:: WORK TO COMPLETE ::
Each line of the material below that holds the word "Services" needs to be copied.

:: SUPPLIED MATERIAL ::
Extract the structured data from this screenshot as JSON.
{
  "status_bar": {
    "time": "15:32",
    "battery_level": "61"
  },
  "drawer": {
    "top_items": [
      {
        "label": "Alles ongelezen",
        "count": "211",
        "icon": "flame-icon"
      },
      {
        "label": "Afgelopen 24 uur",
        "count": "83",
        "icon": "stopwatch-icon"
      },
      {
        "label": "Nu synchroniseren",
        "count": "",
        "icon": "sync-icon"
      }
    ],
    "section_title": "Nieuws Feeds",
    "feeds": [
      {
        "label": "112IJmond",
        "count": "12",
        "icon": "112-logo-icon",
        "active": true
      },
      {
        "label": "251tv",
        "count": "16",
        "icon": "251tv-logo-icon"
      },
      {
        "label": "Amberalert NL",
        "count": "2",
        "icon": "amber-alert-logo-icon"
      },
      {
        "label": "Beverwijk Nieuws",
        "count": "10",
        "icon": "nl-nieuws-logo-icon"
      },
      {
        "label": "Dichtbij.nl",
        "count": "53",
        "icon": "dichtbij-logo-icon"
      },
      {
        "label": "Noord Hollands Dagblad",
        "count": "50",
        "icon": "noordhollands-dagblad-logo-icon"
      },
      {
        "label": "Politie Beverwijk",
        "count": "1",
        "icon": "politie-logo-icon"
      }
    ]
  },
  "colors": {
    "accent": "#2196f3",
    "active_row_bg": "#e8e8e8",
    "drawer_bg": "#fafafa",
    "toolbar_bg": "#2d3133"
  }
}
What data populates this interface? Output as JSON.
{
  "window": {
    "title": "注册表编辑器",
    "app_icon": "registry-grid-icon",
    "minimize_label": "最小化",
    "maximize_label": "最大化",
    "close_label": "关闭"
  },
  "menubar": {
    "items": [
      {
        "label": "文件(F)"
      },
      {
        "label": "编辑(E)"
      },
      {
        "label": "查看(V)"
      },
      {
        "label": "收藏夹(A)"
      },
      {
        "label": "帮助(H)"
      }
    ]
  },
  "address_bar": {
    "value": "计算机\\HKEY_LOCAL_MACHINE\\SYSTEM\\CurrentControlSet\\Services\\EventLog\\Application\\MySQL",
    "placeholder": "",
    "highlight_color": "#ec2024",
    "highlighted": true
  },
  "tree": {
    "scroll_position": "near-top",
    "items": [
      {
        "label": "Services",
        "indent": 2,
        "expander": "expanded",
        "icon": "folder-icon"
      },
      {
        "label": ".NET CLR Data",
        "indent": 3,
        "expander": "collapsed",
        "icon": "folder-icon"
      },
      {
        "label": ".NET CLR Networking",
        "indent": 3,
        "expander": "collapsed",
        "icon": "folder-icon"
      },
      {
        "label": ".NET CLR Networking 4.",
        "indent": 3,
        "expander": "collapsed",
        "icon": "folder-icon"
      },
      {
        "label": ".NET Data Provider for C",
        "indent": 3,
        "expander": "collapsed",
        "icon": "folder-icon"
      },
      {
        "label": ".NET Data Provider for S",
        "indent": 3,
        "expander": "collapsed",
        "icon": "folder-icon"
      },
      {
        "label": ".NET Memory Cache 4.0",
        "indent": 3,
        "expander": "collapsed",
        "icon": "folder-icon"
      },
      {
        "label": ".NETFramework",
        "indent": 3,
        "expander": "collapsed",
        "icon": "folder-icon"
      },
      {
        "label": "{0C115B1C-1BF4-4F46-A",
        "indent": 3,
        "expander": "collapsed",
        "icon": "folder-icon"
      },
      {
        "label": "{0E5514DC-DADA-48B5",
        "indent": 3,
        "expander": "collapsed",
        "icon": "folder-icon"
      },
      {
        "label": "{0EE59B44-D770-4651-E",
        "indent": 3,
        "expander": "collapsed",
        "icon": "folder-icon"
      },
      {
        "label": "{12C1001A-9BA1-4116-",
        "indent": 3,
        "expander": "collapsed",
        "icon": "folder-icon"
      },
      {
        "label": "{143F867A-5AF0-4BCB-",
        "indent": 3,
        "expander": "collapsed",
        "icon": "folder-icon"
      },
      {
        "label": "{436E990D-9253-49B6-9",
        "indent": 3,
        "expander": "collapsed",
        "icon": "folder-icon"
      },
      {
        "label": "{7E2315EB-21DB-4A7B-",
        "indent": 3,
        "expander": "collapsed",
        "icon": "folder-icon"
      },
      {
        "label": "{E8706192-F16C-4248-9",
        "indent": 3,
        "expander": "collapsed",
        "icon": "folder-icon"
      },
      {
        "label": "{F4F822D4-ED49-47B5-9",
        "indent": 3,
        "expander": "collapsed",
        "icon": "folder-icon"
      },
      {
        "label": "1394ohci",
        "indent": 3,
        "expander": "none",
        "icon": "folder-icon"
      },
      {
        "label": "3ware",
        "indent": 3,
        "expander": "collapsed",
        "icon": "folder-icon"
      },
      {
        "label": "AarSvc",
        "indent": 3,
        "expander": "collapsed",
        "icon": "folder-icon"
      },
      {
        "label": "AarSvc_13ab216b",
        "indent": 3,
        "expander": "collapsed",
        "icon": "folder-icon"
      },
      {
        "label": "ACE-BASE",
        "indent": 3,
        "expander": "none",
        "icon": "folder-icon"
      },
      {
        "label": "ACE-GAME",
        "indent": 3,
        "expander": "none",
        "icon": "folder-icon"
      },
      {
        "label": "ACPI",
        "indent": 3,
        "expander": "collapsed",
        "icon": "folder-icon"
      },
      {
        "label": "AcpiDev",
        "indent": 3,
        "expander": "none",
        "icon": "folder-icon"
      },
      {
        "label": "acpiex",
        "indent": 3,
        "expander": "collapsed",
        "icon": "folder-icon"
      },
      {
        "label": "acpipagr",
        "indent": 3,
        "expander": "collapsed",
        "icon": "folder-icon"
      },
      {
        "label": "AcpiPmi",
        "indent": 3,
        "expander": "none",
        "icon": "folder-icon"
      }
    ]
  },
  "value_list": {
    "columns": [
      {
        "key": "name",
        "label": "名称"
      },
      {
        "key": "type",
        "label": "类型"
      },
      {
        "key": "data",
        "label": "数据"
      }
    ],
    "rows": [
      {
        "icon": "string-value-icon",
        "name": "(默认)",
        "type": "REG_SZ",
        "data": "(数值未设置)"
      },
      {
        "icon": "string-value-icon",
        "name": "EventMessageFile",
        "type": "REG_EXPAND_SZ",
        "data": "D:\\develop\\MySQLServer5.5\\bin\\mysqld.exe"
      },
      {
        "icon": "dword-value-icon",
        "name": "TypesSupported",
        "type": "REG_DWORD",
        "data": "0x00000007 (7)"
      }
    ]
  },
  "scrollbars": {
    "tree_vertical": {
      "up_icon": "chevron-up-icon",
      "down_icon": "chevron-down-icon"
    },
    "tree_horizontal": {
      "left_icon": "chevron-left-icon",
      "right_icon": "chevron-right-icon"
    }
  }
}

:: SOLUTION BELOW ::
    "value": "计算机\\HKEY_LOCAL_MACHINE\\SYSTEM\\CurrentControlSet\\Services\\EventLog\\Application\\MySQL",
        "label": "Services",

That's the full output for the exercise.